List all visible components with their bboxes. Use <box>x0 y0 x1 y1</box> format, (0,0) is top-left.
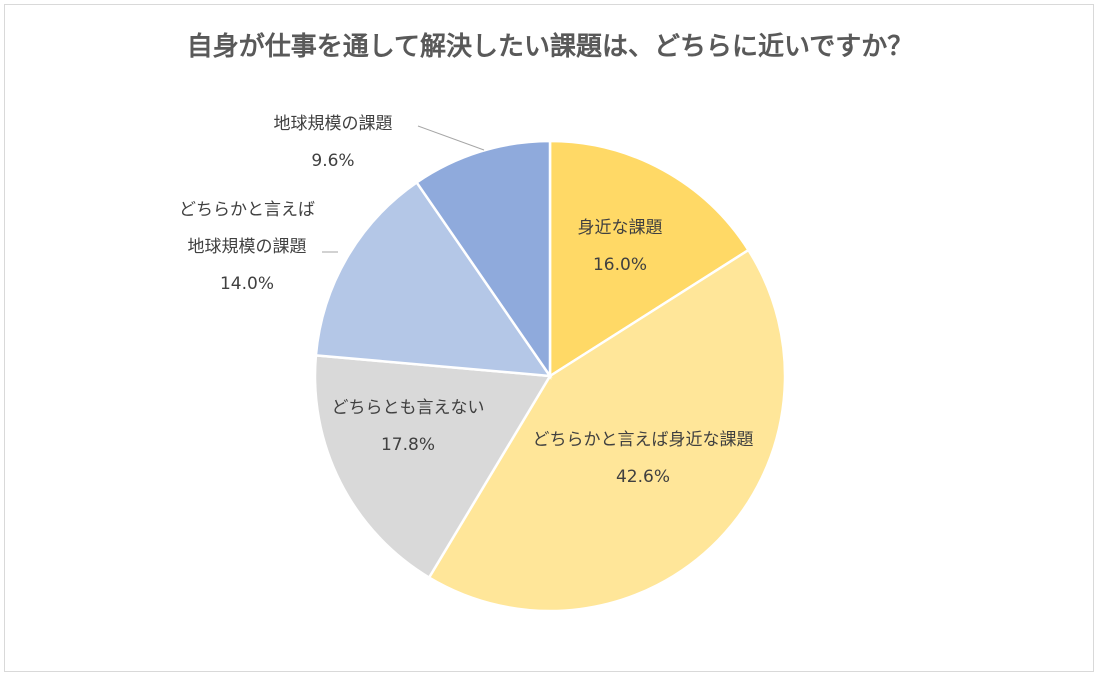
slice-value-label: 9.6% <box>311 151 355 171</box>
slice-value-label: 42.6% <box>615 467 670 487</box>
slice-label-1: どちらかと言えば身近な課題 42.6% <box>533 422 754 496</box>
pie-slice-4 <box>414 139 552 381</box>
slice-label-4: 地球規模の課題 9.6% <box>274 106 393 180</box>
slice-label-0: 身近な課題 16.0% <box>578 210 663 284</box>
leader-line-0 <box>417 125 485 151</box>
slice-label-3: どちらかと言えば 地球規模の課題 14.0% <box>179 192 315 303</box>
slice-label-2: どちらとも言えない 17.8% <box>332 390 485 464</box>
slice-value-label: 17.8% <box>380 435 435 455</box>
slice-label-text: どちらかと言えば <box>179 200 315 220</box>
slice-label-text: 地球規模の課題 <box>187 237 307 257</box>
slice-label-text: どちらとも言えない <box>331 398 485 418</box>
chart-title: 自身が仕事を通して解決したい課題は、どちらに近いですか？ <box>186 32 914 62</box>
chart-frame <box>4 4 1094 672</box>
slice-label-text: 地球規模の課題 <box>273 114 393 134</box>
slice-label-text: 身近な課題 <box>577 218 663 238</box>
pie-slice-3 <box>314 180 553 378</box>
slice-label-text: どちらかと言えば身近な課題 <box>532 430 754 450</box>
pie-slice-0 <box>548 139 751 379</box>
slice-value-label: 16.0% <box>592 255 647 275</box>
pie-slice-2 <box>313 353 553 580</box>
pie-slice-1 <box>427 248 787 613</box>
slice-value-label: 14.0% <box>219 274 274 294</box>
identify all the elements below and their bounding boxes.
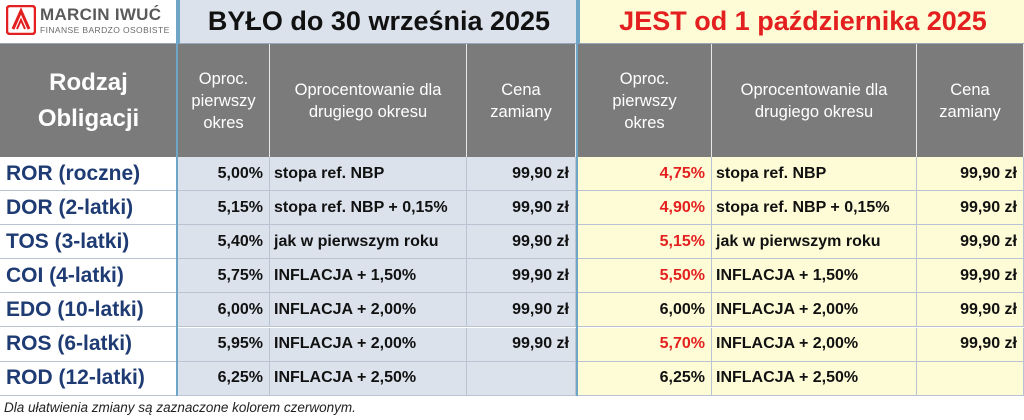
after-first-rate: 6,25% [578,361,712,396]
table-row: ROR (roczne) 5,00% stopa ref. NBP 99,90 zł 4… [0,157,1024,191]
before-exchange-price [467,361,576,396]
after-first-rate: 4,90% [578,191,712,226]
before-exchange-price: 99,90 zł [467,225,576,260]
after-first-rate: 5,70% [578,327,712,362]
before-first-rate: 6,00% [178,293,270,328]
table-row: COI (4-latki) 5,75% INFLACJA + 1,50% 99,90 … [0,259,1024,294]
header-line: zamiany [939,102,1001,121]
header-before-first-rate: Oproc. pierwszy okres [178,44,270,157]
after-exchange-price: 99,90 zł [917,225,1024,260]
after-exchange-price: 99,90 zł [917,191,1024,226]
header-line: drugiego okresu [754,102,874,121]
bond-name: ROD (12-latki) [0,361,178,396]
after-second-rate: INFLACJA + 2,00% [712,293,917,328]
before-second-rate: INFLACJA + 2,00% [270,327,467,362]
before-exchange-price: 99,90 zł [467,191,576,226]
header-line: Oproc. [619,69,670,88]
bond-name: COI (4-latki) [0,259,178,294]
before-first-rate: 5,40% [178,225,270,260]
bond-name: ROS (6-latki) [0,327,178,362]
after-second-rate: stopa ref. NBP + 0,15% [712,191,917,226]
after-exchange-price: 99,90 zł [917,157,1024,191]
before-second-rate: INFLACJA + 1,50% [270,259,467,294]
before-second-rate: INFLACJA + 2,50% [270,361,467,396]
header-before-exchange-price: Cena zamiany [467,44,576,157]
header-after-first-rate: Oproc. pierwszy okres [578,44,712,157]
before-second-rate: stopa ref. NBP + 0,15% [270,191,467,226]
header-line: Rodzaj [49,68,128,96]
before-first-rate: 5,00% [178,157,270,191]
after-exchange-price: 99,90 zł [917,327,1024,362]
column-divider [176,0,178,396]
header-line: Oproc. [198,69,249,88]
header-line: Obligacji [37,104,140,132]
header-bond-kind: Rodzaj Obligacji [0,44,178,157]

- - -

● Set problem:
Rewrite every line of the entries above as one numbered list, omitting blank lines and leaving out the pictures.

● Answer to the task:
1. List all visible components with their bboxes. Use <box>x0 y0 x1 y1</box> format, (0,0) is top-left.
2. slice-value-label: 9.6% <box>311 151 355 171</box>
3. slice-value-label: 42.6% <box>615 467 670 487</box>
4. slice-label-1: どちらかと言えば身近な課題 42.6% <box>533 422 754 496</box>
5. pie-slice-4 <box>414 139 552 381</box>
6. slice-label-4: 地球規模の課題 9.6% <box>274 106 393 180</box>
7. slice-label-0: 身近な課題 16.0% <box>578 210 663 284</box>
8. leader-line-0 <box>417 125 485 151</box>
9. slice-label-3: どちらかと言えば 地球規模の課題 14.0% <box>179 192 315 303</box>
10. slice-label-2: どちらとも言えない 17.8% <box>332 390 485 464</box>
11. slice-value-label: 17.8% <box>380 435 435 455</box>
12. slice-label-text: どちらかと言えば <box>179 200 315 220</box>
13. slice-label-text: 地球規模の課題 <box>187 237 307 257</box>
14. slice-label-text: どちらとも言えない <box>331 398 485 418</box>
15. chart-title: 自身が仕事を通して解決したい課題は、どちらに近いですか？ <box>186 32 914 62</box>
16. chart-frame <box>4 4 1094 672</box>
17. slice-label-text: 地球規模の課題 <box>273 114 393 134</box>
18. slice-label-text: 身近な課題 <box>577 218 663 238</box>
19. pie-slice-3 <box>314 180 553 378</box>
20. slice-label-text: どちらかと言えば身近な課題 <box>532 430 754 450</box>
21. pie-slice-0 <box>548 139 751 379</box>
22. slice-value-label: 16.0% <box>592 255 647 275</box>
23. pie-slice-2 <box>313 353 553 580</box>
24. pie-slice-1 <box>427 248 787 613</box>
25. slice-value-label: 14.0% <box>219 274 274 294</box>
26. identify all the elements below and their bounding boxes.
27. after-first-rate: 6,25% [578,361,712,396]
28. table-row: ROR (roczne) 5,00% stopa ref. NBP 99,90 zł 4… [0,157,1024,191]
29. before-exchange-price [467,361,576,396]
30. after-first-rate: 4,90% [578,191,712,226]
31. before-exchange-price: 99,90 zł [467,225,576,260]
32. after-first-rate: 5,70% [578,327,712,362]
33. before-first-rate: 6,00% [178,293,270,328]
34. table-row: COI (4-latki) 5,75% INFLACJA + 1,50% 99,90 … [0,259,1024,294]
35. header-line: zamiany [939,102,1001,121]
36. header-before-first-rate: Oproc. pierwszy okres [178,44,270,157]
37. after-exchange-price: 99,90 zł [917,225,1024,260]
38. after-exchange-price: 99,90 zł [917,191,1024,226]
39. header-line: drugiego okresu [754,102,874,121]
40. bond-name: ROD (12-latki) [0,361,178,396]
41. after-second-rate: INFLACJA + 2,00% [712,293,917,328]
42. before-second-rate: INFLACJA + 2,00% [270,327,467,362]
43. before-exchange-price: 99,90 zł [467,191,576,226]
44. header-line: Oproc. [619,69,670,88]
45. bond-name: COI (4-latki) [0,259,178,294]
46. before-first-rate: 5,40% [178,225,270,260]
47. bond-name: ROS (6-latki) [0,327,178,362]
48. after-second-rate: stopa ref. NBP + 0,15% [712,191,917,226]
49. after-exchange-price: 99,90 zł [917,157,1024,191]
50. before-second-rate: INFLACJA + 1,50% [270,259,467,294]
51. before-second-rate: INFLACJA + 2,50% [270,361,467,396]
52. header-before-exchange-price: Cena zamiany [467,44,576,157]
53. header-after-first-rate: Oproc. pierwszy okres [578,44,712,157]
54. before-second-rate: stopa ref. NBP + 0,15% [270,191,467,226]
55. header-line: Rodzaj [49,68,128,96]
56. before-first-rate: 5,00% [178,157,270,191]
57. after-exchange-price: 99,90 zł [917,327,1024,362]
58. column-divider [176,0,178,396]
59. header-line: Oproc. [198,69,249,88]
60. header-line: Obligacji [37,104,140,132]
61. header-bond-kind: Rodzaj Obligacji [0,44,178,157]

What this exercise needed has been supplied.